- GIVEN EXERCISE -
Retype the data below without altering anything.
----------
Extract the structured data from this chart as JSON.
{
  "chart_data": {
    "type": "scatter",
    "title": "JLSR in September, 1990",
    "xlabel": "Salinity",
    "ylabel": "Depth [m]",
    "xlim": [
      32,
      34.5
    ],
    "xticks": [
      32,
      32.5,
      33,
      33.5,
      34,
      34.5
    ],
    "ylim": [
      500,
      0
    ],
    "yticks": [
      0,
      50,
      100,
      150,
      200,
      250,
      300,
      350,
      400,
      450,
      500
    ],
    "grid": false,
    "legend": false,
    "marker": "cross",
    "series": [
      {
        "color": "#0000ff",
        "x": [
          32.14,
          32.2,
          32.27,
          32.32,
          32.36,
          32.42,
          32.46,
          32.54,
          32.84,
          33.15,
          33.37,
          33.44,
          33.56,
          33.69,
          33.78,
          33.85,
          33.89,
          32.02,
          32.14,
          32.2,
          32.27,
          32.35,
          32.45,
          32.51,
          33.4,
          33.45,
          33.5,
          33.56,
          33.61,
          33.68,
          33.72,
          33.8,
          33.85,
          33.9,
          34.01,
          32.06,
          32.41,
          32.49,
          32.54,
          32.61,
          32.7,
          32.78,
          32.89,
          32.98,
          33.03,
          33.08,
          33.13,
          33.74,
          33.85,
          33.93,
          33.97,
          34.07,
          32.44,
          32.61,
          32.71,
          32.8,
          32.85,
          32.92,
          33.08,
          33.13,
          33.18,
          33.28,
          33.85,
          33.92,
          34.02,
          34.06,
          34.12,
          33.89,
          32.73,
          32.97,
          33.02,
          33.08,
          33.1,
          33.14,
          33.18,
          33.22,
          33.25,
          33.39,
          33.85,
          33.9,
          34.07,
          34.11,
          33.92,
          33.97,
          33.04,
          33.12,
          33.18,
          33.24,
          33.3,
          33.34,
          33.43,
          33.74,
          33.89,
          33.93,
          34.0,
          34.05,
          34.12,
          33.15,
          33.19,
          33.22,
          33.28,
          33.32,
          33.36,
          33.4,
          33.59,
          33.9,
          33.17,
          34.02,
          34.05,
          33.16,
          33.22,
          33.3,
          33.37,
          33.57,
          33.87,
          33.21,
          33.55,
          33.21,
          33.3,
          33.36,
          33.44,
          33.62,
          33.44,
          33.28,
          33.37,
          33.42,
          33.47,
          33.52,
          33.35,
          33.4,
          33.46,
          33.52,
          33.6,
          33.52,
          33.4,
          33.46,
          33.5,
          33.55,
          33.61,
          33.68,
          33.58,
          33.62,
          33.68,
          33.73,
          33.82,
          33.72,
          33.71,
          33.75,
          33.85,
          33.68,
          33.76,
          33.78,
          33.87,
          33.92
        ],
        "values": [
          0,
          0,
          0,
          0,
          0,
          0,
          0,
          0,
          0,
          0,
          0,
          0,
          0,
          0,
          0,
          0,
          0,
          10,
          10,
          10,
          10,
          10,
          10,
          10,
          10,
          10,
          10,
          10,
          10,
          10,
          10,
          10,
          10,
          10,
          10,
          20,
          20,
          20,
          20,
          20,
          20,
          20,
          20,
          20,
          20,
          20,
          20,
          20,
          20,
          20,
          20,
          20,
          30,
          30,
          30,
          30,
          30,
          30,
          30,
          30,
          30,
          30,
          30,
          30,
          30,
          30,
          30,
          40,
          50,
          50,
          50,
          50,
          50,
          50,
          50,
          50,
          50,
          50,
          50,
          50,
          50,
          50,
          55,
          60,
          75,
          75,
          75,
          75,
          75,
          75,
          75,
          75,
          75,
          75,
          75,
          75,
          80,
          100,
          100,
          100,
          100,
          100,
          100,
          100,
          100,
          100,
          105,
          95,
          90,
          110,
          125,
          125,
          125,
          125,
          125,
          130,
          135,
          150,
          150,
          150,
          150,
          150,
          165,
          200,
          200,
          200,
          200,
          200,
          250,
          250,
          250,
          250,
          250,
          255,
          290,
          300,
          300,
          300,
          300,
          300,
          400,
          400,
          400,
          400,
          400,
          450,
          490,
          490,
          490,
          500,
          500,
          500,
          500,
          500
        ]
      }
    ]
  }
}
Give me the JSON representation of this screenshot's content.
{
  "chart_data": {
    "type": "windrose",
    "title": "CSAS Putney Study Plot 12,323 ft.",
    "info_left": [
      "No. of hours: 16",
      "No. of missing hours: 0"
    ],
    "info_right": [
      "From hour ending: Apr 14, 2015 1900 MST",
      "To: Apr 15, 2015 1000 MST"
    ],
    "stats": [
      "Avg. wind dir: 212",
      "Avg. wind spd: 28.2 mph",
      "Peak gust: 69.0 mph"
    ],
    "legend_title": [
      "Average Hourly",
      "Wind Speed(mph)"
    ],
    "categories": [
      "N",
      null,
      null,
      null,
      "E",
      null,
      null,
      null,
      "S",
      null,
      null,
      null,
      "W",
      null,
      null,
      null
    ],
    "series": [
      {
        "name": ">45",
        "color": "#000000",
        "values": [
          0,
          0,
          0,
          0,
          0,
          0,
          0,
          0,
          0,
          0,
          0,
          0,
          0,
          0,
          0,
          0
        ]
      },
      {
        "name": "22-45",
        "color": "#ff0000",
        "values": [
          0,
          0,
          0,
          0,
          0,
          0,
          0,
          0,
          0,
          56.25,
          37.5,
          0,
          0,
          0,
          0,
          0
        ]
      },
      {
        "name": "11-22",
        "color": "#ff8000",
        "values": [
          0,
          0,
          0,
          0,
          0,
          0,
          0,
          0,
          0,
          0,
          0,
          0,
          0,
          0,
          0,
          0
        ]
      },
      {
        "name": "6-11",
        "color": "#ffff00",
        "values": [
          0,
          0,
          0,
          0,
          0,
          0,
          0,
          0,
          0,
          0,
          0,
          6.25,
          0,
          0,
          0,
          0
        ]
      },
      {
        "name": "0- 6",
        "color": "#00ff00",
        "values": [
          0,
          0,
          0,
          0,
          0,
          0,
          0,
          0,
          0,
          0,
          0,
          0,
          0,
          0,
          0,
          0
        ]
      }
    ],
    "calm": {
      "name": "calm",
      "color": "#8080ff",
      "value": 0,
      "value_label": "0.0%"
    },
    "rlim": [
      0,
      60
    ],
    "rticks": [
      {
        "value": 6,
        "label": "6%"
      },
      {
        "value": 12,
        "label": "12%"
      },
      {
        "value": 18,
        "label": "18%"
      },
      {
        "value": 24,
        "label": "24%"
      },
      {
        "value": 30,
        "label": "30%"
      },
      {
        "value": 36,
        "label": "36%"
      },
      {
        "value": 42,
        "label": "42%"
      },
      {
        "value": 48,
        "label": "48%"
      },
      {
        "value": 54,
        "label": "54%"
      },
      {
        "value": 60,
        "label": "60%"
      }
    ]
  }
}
----------
- RESPONSE -
Extract the structured data from this chart as JSON.
{
  "chart_data": {
    "type": "scatter",
    "title": "JLSR in September, 1990",
    "xlabel": "Salinity",
    "ylabel": "Depth [m]",
    "xlim": [
      32,
      34.5
    ],
    "xticks": [
      32,
      32.5,
      33,
      33.5,
      34,
      34.5
    ],
    "ylim": [
      500,
      0
    ],
    "yticks": [
      0,
      50,
      100,
      150,
      200,
      250,
      300,
      350,
      400,
      450,
      500
    ],
    "grid": false,
    "legend": false,
    "marker": "cross",
    "series": [
      {
        "color": "#0000ff",
        "x": [
          32.14,
          32.2,
          32.27,
          32.32,
          32.36,
          32.42,
          32.46,
          32.54,
          32.84,
          33.15,
          33.37,
          33.44,
          33.56,
          33.69,
          33.78,
          33.85,
          33.89,
          32.02,
          32.14,
          32.2,
          32.27,
          32.35,
          32.45,
          32.51,
          33.4,
          33.45,
          33.5,
          33.56,
          33.61,
          33.68,
          33.72,
          33.8,
          33.85,
          33.9,
          34.01,
          32.06,
          32.41,
          32.49,
          32.54,
          32.61,
          32.7,
          32.78,
          32.89,
          32.98,
          33.03,
          33.08,
          33.13,
          33.74,
          33.85,
          33.93,
          33.97,
          34.07,
          32.44,
          32.61,
          32.71,
          32.8,
          32.85,
          32.92,
          33.08,
          33.13,
          33.18,
          33.28,
          33.85,
          33.92,
          34.02,
          34.06,
          34.12,
          33.89,
          32.73,
          32.97,
          33.02,
          33.08,
          33.1,
          33.14,
          33.18,
          33.22,
          33.25,
          33.39,
          33.85,
          33.9,
          34.07,
          34.11,
          33.92,
          33.97,
          33.04,
          33.12,
          33.18,
          33.24,
          33.3,
          33.34,
          33.43,
          33.74,
          33.89,
          33.93,
          34.0,
          34.05,
          34.12,
          33.15,
          33.19,
          33.22,
          33.28,
          33.32,
          33.36,
          33.4,
          33.59,
          33.9,
          33.17,
          34.02,
          34.05,
          33.16,
          33.22,
          33.3,
          33.37,
          33.57,
          33.87,
          33.21,
          33.55,
          33.21,
          33.3,
          33.36,
          33.44,
          33.62,
          33.44,
          33.28,
          33.37,
          33.42,
          33.47,
          33.52,
          33.35,
          33.4,
          33.46,
          33.52,
          33.6,
          33.52,
          33.4,
          33.46,
          33.5,
          33.55,
          33.61,
          33.68,
          33.58,
          33.62,
          33.68,
          33.73,
          33.82,
          33.72,
          33.71,
          33.75,
          33.85,
          33.68,
          33.76,
          33.78,
          33.87,
          33.92
        ],
        "values": [
          0,
          0,
          0,
          0,
          0,
          0,
          0,
          0,
          0,
          0,
          0,
          0,
          0,
          0,
          0,
          0,
          0,
          10,
          10,
          10,
          10,
          10,
          10,
          10,
          10,
          10,
          10,
          10,
          10,
          10,
          10,
          10,
          10,
          10,
          10,
          20,
          20,
          20,
          20,
          20,
          20,
          20,
          20,
          20,
          20,
          20,
          20,
          20,
          20,
          20,
          20,
          20,
          30,
          30,
          30,
          30,
          30,
          30,
          30,
          30,
          30,
          30,
          30,
          30,
          30,
          30,
          30,
          40,
          50,
          50,
          50,
          50,
          50,
          50,
          50,
          50,
          50,
          50,
          50,
          50,
          50,
          50,
          55,
          60,
          75,
          75,
          75,
          75,
          75,
          75,
          75,
          75,
          75,
          75,
          75,
          75,
          80,
          100,
          100,
          100,
          100,
          100,
          100,
          100,
          100,
          100,
          105,
          95,
          90,
          110,
          125,
          125,
          125,
          125,
          125,
          130,
          135,
          150,
          150,
          150,
          150,
          150,
          165,
          200,
          200,
          200,
          200,
          200,
          250,
          250,
          250,
          250,
          250,
          255,
          290,
          300,
          300,
          300,
          300,
          300,
          400,
          400,
          400,
          400,
          400,
          450,
          490,
          490,
          490,
          500,
          500,
          500,
          500,
          500
        ]
      }
    ]
  }
}
Give me the JSON representation of this screenshot's content.
{
  "chart_data": {
    "type": "windrose",
    "title": "CSAS Putney Study Plot 12,323 ft.",
    "info_left": [
      "No. of hours: 16",
      "No. of missing hours: 0"
    ],
    "info_right": [
      "From hour ending: Apr 14, 2015 1900 MST",
      "To: Apr 15, 2015 1000 MST"
    ],
    "stats": [
      "Avg. wind dir: 212",
      "Avg. wind spd: 28.2 mph",
      "Peak gust: 69.0 mph"
    ],
    "legend_title": [
      "Average Hourly",
      "Wind Speed(mph)"
    ],
    "categories": [
      "N",
      null,
      null,
      null,
      "E",
      null,
      null,
      null,
      "S",
      null,
      null,
      null,
      "W",
      null,
      null,
      null
    ],
    "series": [
      {
        "name": ">45",
        "color": "#000000",
        "values": [
          0,
          0,
          0,
          0,
          0,
          0,
          0,
          0,
          0,
          0,
          0,
          0,
          0,
          0,
          0,
          0
        ]
      },
      {
        "name": "22-45",
        "color": "#ff0000",
        "values": [
          0,
          0,
          0,
          0,
          0,
          0,
          0,
          0,
          0,
          56.25,
          37.5,
          0,
          0,
          0,
          0,
          0
        ]
      },
      {
        "name": "11-22",
        "color": "#ff8000",
        "values": [
          0,
          0,
          0,
          0,
          0,
          0,
          0,
          0,
          0,
          0,
          0,
          0,
          0,
          0,
          0,
          0
        ]
      },
      {
        "name": "6-11",
        "color": "#ffff00",
        "values": [
          0,
          0,
          0,
          0,
          0,
          0,
          0,
          0,
          0,
          0,
          0,
          6.25,
          0,
          0,
          0,
          0
        ]
      },
      {
        "name": "0- 6",
        "color": "#00ff00",
        "values": [
          0,
          0,
          0,
          0,
          0,
          0,
          0,
          0,
          0,
          0,
          0,
          0,
          0,
          0,
          0,
          0
        ]
      }
    ],
    "calm": {
      "name": "calm",
      "color": "#8080ff",
      "value": 0,
      "value_label": "0.0%"
    },
    "rlim": [
      0,
      60
    ],
    "rticks": [
      {
        "value": 6,
        "label": "6%"
      },
      {
        "value": 12,
        "label": "12%"
      },
      {
        "value": 18,
        "label": "18%"
      },
      {
        "value": 24,
        "label": "24%"
      },
      {
        "value": 30,
        "label": "30%"
      },
      {
        "value": 36,
        "label": "36%"
      },
      {
        "value": 42,
        "label": "42%"
      },
      {
        "value": 48,
        "label": "48%"
      },
      {
        "value": 54,
        "label": "54%"
      },
      {
        "value": 60,
        "label": "60%"
      }
    ]
  }
}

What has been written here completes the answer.